_Prompt:_
From the text on Infiniband and 10Gbit Ethernet below, list each network service or network that the author gives as an example of something that might receive its own dedicated physical interface in a VMware VI3 environment.

_Text:_
__________
Infiniband Vs 10Gbit Ethernet… with an eye on virtualization
Last week I came across a hardware configuration requested ad-hoc by a customer to support their VMware VI3 setup. The hardware, an IBM System x 3950 M2 4-way (I know it's not yet generally available at the date), was configured with as many as 5 quad-port 10/100/1000 Ethernet adapters which in total would account for 5 x 4 Ethernet ports + the 2 on-board NIC's. The grand total was 22 Gigabit Ethernet ports per physical server. I thought: "there must be something wrong here".
I must admit that this is a customer I haven't worked with (closely) so I don't know where this number is exactly coming from even though I can imagine that this is due to the typical practice of physically segmenting every specific network service in a VMware VI3 environment. If you start for example to dedicate a physical interface to the Service Console, one to VMotion, one for iSCSI / NFS, one for the dedicated Backup network, one for each of the production networks and you multiply everything by 2 (for redundancy reasons) you easily get to a double digit number of network adapters even for the most basic setup. Consider that this is not a technical limitation since there are a number of technologies (such as VLANs and VMware Port Groups) that could allow you to logically segment all networks above. In the final analysis it is typically a design decision based on best practices and customer's internal policies/politics. I don't want to get into the design principles now but on average what happens is that the bigger the scope of the project is (that is... the bigger the customer is) the more stringent these policies/politics are. So it's not uncommon to see many Small and Medium Business customers running with fewer adapters and Enterprise customers running with many more NICs (all the way to 22!).
No matter what your opinion is on the topic (in terms of how to properly design a VI3 network layout) but I am sure you'll agree with me that the requirement for a high number of network adapters is primarily due to segmentation issues rather than raw performance issues. Let me put it in another way: if you need to have 22 NIC's configured in your host it is not (usually) because you need 22 Gbit/second of (nominal) bandwidth out of your 4-way server. Most likely it is because you need to segment your network layout in order to have 22 x RJ45 physical copper ports to plug somewhere. And by the way you could probably do with 10/100 Mbit/sec adapters but that is neither "cool" nor "practical". And if you instead need that many ports for raw performance issues... then you should triple-think if you want to do that on top of a hypervisor these days since it's going to add so much overhead that it's going to be like driving a 22 cylinders Ferrari through Manhattan: the bottleneck is not going to be in the number of cylinders!
Having this said 22 NIC's is a bit of an extreme number. Usually the number of "suggested" Ethernet ports might vary between 4-6 and 12-14. For those of you that do not have a solid background on the matter the layout would look something like this:
As you could depict the number of network connections adds up complexity to the physical design of the cluster and the datacenter. Consider also that the layout in the picture above does not even take into account redundancy so, even though a bit of optimization can be achieved, you should multiply these connections by a factor of two in general. This is how and why you can easily require 6 or 8 or 10 Ethernet connections per each virtualized host. As you can imagine this is not a "bandwidth" problem.
__________
_Given material:_
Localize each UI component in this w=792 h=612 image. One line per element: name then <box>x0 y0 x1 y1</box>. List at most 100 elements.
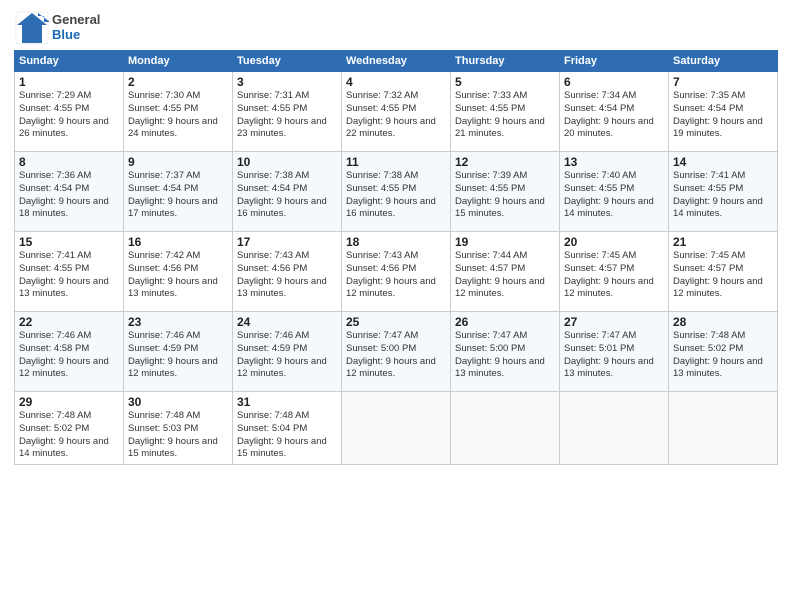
__________
_Response to the exercise:_
- Service Console
- VMotion
- iSCSI / NFS
- the dedicated Backup network
- each of the production networks